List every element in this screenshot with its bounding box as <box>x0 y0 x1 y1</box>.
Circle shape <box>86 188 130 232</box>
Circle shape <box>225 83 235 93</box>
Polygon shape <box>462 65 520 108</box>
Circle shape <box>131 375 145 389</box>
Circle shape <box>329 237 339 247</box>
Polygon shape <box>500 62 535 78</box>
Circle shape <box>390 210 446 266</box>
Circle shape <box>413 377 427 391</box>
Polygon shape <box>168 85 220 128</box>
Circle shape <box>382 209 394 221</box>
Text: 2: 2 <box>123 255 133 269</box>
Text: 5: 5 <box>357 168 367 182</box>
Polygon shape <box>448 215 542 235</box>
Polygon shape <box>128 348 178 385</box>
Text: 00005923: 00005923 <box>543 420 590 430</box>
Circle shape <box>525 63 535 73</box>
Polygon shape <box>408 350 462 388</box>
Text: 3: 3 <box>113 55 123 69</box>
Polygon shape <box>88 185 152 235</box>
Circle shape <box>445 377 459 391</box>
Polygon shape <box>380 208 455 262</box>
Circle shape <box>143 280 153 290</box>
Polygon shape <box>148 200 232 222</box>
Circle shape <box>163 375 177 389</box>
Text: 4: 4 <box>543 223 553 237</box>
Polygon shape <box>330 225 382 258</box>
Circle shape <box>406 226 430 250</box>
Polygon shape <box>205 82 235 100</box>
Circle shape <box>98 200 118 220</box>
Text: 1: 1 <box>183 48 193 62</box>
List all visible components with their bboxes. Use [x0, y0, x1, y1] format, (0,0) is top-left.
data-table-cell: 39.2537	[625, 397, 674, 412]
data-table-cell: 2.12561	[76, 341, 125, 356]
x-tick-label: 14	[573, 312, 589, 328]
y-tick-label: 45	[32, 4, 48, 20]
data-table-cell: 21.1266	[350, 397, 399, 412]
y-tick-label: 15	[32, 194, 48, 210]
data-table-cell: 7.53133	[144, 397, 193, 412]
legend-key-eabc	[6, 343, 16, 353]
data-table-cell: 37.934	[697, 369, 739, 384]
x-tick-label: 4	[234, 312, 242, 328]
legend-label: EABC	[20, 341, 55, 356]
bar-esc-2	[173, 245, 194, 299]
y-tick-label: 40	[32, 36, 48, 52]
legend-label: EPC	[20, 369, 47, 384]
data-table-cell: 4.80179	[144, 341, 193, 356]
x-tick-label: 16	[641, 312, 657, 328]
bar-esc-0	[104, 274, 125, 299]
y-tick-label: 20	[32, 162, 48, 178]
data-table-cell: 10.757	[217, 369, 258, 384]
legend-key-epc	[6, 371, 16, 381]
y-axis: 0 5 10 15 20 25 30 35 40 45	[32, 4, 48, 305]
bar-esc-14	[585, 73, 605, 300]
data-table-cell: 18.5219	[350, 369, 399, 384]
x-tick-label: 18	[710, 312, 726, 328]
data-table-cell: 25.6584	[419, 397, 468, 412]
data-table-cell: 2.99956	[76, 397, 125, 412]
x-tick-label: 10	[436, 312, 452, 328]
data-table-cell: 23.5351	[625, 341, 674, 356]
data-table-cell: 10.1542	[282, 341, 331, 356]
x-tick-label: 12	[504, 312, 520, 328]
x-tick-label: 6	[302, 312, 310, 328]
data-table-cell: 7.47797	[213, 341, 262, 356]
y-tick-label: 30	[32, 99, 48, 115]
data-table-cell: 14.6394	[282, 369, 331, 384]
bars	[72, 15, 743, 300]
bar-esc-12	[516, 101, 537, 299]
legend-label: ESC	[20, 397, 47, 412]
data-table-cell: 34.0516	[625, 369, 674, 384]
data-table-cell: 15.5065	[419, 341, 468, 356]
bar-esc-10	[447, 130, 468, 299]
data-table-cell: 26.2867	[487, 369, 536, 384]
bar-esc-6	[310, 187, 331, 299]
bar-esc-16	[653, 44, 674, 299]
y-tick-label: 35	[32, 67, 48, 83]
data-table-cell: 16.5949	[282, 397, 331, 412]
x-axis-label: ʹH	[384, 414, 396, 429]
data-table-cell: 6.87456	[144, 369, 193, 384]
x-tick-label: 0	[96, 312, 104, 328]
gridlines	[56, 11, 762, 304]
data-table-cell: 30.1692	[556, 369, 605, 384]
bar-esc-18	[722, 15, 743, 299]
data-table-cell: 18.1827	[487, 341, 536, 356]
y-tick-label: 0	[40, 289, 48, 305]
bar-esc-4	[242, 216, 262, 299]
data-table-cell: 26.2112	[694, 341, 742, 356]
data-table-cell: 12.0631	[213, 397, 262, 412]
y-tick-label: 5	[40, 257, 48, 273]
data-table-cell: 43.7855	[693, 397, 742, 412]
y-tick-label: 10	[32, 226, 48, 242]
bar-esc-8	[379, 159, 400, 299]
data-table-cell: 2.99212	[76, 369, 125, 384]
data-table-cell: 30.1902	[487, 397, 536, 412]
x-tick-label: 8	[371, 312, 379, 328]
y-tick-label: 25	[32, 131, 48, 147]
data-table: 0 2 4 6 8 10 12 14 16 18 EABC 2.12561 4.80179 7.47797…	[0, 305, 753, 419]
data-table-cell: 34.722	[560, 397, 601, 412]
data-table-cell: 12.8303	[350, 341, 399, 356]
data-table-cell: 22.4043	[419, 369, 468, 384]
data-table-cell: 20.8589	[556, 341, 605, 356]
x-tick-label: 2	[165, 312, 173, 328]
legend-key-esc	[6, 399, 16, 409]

■ ■ ■

#### OBJECTIVE
Copy every one of the lines above word for word, keeping each line's wording, numbers, and order unchanged.

#### EXERCISE SOLUTION
List every element in this screenshot with its bounding box as <box>x0 y0 x1 y1</box>.
Circle shape <box>86 188 130 232</box>
Circle shape <box>225 83 235 93</box>
Polygon shape <box>462 65 520 108</box>
Circle shape <box>131 375 145 389</box>
Circle shape <box>329 237 339 247</box>
Polygon shape <box>500 62 535 78</box>
Circle shape <box>390 210 446 266</box>
Circle shape <box>413 377 427 391</box>
Polygon shape <box>168 85 220 128</box>
Circle shape <box>382 209 394 221</box>
Text: 2: 2 <box>123 255 133 269</box>
Text: 5: 5 <box>357 168 367 182</box>
Polygon shape <box>448 215 542 235</box>
Polygon shape <box>128 348 178 385</box>
Text: 00005923: 00005923 <box>543 420 590 430</box>
Circle shape <box>525 63 535 73</box>
Polygon shape <box>408 350 462 388</box>
Text: 3: 3 <box>113 55 123 69</box>
Polygon shape <box>88 185 152 235</box>
Circle shape <box>445 377 459 391</box>
Polygon shape <box>380 208 455 262</box>
Circle shape <box>143 280 153 290</box>
Polygon shape <box>148 200 232 222</box>
Circle shape <box>163 375 177 389</box>
Text: 4: 4 <box>543 223 553 237</box>
Polygon shape <box>330 225 382 258</box>
Circle shape <box>406 226 430 250</box>
Polygon shape <box>205 82 235 100</box>
Circle shape <box>98 200 118 220</box>
Text: 1: 1 <box>183 48 193 62</box>
List all visible components with their bboxes. Use [x0, y0, x1, y1] format, (0,0) is top-left.
data-table-cell: 39.2537	[625, 397, 674, 412]
data-table-cell: 2.12561	[76, 341, 125, 356]
x-tick-label: 14	[573, 312, 589, 328]
y-tick-label: 45	[32, 4, 48, 20]
data-table-cell: 21.1266	[350, 397, 399, 412]
y-tick-label: 15	[32, 194, 48, 210]
data-table-cell: 7.53133	[144, 397, 193, 412]
legend-key-eabc	[6, 343, 16, 353]
data-table-cell: 37.934	[697, 369, 739, 384]
x-tick-label: 4	[234, 312, 242, 328]
legend-label: EABC	[20, 341, 55, 356]
bar-esc-2	[173, 245, 194, 299]
y-tick-label: 40	[32, 36, 48, 52]
legend-label: EPC	[20, 369, 47, 384]
data-table-cell: 4.80179	[144, 341, 193, 356]
x-tick-label: 16	[641, 312, 657, 328]
bar-esc-0	[104, 274, 125, 299]
y-tick-label: 20	[32, 162, 48, 178]
data-table-cell: 10.757	[217, 369, 258, 384]
legend-key-epc	[6, 371, 16, 381]
y-axis: 0 5 10 15 20 25 30 35 40 45	[32, 4, 48, 305]
bar-esc-14	[585, 73, 605, 300]
data-table-cell: 18.5219	[350, 369, 399, 384]
x-tick-label: 18	[710, 312, 726, 328]
data-table-cell: 25.6584	[419, 397, 468, 412]
data-table-cell: 2.99956	[76, 397, 125, 412]
x-tick-label: 10	[436, 312, 452, 328]
data-table-cell: 23.5351	[625, 341, 674, 356]
data-table-cell: 10.1542	[282, 341, 331, 356]
x-tick-label: 12	[504, 312, 520, 328]
x-tick-label: 6	[302, 312, 310, 328]
data-table-cell: 7.47797	[213, 341, 262, 356]
y-tick-label: 30	[32, 99, 48, 115]
data-table-cell: 14.6394	[282, 369, 331, 384]
bars	[72, 15, 743, 300]
bar-esc-12	[516, 101, 537, 299]
legend-label: ESC	[20, 397, 47, 412]
data-table-cell: 34.0516	[625, 369, 674, 384]
data-table-cell: 15.5065	[419, 341, 468, 356]
bar-esc-10	[447, 130, 468, 299]
data-table-cell: 26.2867	[487, 369, 536, 384]
bar-esc-6	[310, 187, 331, 299]
bar-esc-16	[653, 44, 674, 299]
y-tick-label: 35	[32, 67, 48, 83]
data-table-cell: 16.5949	[282, 397, 331, 412]
x-axis-label: ʹH	[384, 414, 396, 429]
data-table-cell: 6.87456	[144, 369, 193, 384]
x-tick-label: 0	[96, 312, 104, 328]
gridlines	[56, 11, 762, 304]
data-table-cell: 30.1692	[556, 369, 605, 384]
bar-esc-18	[722, 15, 743, 299]
data-table-cell: 18.1827	[487, 341, 536, 356]
y-tick-label: 0	[40, 289, 48, 305]
bar-esc-4	[242, 216, 262, 299]
data-table-cell: 26.2112	[694, 341, 742, 356]
data-table-cell: 12.0631	[213, 397, 262, 412]
y-tick-label: 5	[40, 257, 48, 273]
data-table-cell: 43.7855	[693, 397, 742, 412]
y-tick-label: 10	[32, 226, 48, 242]
bar-esc-8	[379, 159, 400, 299]
data-table-cell: 2.99212	[76, 369, 125, 384]
data-table-cell: 30.1902	[487, 397, 536, 412]
x-tick-label: 8	[371, 312, 379, 328]
y-tick-label: 25	[32, 131, 48, 147]
data-table: 0 2 4 6 8 10 12 14 16 18 EABC 2.12561 4.80179 7.47797…	[0, 305, 753, 419]
data-table-cell: 34.722	[560, 397, 601, 412]
data-table-cell: 12.8303	[350, 341, 399, 356]
data-table-cell: 22.4043	[419, 369, 468, 384]
data-table-cell: 20.8589	[556, 341, 605, 356]
x-tick-label: 2	[165, 312, 173, 328]
legend-key-esc	[6, 399, 16, 409]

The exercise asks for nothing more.